Items from a dataset
....................

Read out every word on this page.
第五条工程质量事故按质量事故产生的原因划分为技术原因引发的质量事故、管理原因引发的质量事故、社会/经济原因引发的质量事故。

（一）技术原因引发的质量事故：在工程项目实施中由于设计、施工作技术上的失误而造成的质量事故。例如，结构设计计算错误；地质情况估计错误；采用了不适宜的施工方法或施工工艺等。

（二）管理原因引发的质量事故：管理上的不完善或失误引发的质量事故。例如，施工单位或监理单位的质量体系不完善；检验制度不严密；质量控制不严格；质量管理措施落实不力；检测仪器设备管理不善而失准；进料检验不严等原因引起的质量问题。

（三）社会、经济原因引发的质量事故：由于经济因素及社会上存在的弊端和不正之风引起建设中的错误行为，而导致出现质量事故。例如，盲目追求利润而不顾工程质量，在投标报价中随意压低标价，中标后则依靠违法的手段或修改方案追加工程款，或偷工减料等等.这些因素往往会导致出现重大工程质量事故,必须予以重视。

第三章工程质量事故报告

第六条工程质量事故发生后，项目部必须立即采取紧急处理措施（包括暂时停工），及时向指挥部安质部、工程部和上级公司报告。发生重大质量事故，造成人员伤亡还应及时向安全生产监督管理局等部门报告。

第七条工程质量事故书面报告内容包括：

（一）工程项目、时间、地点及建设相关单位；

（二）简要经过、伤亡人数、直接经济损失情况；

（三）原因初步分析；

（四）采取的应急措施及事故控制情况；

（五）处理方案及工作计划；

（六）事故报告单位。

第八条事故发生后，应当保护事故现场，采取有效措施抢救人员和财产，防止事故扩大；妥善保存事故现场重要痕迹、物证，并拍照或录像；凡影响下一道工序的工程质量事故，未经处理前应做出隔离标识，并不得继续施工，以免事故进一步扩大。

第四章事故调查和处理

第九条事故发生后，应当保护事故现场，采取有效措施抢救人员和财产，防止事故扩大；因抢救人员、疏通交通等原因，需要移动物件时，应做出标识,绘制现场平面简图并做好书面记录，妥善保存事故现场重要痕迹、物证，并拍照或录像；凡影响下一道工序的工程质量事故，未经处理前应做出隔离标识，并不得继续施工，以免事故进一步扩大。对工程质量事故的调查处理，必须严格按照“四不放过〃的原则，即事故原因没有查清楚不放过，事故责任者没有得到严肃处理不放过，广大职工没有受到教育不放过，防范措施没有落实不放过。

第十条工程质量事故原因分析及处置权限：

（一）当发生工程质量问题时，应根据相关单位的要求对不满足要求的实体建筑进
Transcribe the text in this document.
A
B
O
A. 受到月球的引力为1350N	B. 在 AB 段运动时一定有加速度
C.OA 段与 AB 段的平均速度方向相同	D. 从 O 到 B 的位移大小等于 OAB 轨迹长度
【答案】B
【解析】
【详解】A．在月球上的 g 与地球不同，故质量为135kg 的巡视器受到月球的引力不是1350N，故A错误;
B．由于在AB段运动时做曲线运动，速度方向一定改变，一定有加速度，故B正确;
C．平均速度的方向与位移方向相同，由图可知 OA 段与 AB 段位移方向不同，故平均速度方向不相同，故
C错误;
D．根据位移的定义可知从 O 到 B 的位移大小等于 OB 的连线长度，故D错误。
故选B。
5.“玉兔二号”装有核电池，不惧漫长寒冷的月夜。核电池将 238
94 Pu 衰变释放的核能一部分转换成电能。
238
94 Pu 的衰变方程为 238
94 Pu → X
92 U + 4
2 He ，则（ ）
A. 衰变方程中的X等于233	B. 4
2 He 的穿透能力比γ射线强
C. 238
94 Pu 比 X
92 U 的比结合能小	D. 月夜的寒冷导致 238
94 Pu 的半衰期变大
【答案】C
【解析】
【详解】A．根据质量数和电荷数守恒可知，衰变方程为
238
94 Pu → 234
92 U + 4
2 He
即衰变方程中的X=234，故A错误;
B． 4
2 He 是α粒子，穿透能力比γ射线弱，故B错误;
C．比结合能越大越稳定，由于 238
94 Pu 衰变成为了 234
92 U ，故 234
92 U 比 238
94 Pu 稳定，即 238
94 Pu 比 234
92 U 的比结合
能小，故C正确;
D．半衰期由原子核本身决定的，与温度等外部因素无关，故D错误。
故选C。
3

....................

Exercise brief
Repeat only the stretch of lines that opens with the line containing "Transcribe the text in this document." and closes with the final line of the entries, both included, exactly as written.

Task solution
Transcribe the text in this document.
A
B
O
A. 受到月球的引力为1350N	B. 在 AB 段运动时一定有加速度
C.OA 段与 AB 段的平均速度方向相同	D. 从 O 到 B 的位移大小等于 OAB 轨迹长度
【答案】B
【解析】
【详解】A．在月球上的 g 与地球不同，故质量为135kg 的巡视器受到月球的引力不是1350N，故A错误;
B．由于在AB段运动时做曲线运动，速度方向一定改变，一定有加速度，故B正确;
C．平均速度的方向与位移方向相同，由图可知 OA 段与 AB 段位移方向不同，故平均速度方向不相同，故
C错误;
D．根据位移的定义可知从 O 到 B 的位移大小等于 OB 的连线长度，故D错误。
故选B。
5.“玉兔二号”装有核电池，不惧漫长寒冷的月夜。核电池将 238
94 Pu 衰变释放的核能一部分转换成电能。
238
94 Pu 的衰变方程为 238
94 Pu → X
92 U + 4
2 He ，则（ ）
A. 衰变方程中的X等于233	B. 4
2 He 的穿透能力比γ射线强
C. 238
94 Pu 比 X
92 U 的比结合能小	D. 月夜的寒冷导致 238
94 Pu 的半衰期变大
【答案】C
【解析】
【详解】A．根据质量数和电荷数守恒可知，衰变方程为
238
94 Pu → 234
92 U + 4
2 He
即衰变方程中的X=234，故A错误;
B． 4
2 He 是α粒子，穿透能力比γ射线弱，故B错误;
C．比结合能越大越稳定，由于 238
94 Pu 衰变成为了 234
92 U ，故 234
92 U 比 238
94 Pu 稳定，即 238
94 Pu 比 234
92 U 的比结合
能小，故C正确;
D．半衰期由原子核本身决定的，与温度等外部因素无关，故D错误。
故选C。
3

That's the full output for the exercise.